▸ **Do this**
Copy every line that holds "PAFFONI".

(Stored data)
:::
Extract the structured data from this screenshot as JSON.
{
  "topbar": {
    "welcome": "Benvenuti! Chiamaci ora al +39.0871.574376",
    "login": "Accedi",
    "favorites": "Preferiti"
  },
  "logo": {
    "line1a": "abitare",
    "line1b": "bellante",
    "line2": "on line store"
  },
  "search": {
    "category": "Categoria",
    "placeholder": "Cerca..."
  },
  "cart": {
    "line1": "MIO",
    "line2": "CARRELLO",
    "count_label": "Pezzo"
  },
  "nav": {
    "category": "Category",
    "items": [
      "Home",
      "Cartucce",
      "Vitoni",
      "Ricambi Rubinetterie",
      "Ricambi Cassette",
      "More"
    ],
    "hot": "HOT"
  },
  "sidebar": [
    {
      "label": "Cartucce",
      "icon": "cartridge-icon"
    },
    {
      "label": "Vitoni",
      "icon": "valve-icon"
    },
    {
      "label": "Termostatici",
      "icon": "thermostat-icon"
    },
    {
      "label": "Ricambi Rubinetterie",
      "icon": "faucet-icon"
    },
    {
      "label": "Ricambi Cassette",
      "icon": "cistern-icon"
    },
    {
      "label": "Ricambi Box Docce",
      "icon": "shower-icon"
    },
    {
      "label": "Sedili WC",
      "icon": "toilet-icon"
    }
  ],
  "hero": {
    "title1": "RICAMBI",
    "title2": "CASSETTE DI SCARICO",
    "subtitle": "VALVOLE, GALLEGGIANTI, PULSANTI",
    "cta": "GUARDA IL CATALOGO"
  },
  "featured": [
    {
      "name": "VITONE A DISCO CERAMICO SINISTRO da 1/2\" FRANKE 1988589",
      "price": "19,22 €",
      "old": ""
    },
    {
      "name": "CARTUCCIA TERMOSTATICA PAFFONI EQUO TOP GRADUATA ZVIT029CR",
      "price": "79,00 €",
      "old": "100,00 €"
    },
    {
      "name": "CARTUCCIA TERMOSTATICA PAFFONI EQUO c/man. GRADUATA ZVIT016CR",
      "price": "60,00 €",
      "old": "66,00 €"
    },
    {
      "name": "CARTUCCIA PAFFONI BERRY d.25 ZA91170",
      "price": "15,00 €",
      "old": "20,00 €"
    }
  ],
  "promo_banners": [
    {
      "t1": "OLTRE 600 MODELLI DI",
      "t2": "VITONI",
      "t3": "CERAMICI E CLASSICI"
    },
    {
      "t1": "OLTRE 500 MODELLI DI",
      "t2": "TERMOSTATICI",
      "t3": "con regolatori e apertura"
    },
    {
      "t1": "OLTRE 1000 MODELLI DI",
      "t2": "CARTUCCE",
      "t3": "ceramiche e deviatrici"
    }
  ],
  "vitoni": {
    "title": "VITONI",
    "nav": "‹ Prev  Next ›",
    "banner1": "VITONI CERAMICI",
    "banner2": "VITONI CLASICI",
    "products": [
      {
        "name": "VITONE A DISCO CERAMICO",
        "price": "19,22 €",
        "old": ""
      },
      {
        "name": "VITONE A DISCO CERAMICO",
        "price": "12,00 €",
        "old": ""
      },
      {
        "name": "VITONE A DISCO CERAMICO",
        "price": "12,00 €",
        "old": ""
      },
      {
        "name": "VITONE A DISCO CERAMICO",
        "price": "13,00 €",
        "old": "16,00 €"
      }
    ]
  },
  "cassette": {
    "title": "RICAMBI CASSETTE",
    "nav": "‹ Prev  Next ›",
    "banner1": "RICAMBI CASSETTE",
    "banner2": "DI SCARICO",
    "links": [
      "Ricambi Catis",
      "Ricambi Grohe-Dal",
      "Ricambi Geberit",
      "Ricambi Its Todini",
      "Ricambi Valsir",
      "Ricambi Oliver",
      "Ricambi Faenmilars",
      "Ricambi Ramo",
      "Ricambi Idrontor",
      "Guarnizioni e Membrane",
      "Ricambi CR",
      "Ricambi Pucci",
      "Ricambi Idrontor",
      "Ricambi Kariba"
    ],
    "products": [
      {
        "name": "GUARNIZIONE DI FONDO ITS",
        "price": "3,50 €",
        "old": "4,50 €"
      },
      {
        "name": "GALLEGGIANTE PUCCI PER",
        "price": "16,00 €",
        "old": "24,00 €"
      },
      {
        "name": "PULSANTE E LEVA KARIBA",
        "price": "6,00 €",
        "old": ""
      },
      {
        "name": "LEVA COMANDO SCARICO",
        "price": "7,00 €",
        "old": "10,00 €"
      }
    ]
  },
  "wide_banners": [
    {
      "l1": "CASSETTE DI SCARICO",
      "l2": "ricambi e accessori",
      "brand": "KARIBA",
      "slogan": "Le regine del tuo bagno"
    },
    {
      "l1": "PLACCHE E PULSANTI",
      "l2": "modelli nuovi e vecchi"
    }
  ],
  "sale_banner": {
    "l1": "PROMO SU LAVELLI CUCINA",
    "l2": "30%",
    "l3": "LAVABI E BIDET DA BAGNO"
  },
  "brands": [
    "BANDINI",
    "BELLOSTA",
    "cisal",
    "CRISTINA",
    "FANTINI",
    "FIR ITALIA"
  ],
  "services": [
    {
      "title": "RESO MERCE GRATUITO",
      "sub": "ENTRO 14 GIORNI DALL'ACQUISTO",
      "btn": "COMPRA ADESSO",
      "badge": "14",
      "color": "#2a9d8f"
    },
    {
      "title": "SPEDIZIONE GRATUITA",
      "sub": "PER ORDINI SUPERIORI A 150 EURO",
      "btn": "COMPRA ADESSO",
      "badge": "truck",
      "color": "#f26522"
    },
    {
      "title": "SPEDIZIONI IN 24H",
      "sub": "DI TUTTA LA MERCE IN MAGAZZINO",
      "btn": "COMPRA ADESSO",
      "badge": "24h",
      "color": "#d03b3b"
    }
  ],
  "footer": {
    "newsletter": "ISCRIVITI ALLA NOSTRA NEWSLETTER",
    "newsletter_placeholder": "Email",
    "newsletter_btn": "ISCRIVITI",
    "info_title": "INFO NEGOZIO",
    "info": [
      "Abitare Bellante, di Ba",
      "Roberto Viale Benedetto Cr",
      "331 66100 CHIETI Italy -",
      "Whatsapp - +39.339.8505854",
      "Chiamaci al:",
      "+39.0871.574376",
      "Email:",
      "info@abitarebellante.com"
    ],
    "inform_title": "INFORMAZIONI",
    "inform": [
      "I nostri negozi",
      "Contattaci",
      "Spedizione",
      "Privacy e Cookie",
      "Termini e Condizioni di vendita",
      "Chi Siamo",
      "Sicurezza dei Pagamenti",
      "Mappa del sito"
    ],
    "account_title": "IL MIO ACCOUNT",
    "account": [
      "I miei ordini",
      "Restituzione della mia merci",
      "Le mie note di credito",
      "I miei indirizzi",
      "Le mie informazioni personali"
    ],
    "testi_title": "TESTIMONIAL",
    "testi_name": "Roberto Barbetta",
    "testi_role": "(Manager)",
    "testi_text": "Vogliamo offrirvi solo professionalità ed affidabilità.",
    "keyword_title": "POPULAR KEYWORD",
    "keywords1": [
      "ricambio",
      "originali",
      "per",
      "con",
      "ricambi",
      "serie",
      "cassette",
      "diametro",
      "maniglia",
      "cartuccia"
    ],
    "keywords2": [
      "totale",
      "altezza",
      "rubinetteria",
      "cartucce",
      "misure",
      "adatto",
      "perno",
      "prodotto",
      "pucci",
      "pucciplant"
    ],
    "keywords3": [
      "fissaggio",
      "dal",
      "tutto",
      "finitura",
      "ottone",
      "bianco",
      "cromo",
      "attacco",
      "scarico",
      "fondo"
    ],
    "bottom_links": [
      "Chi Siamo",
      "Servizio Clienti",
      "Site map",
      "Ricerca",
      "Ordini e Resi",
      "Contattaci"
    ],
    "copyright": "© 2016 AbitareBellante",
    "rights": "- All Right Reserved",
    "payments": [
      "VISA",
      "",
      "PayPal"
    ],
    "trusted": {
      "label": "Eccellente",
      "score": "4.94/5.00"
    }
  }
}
:::
▸ **Answer for this exercise**
      "name": "CARTUCCIA TERMOSTATICA PAFFONI EQUO TOP GRADUATA ZVIT029CR",
      "name": "CARTUCCIA TERMOSTATICA PAFFONI EQUO c/man. GRADUATA ZVIT016CR",
      "name": "CARTUCCIA PAFFONI BERRY d.25 ZA91170",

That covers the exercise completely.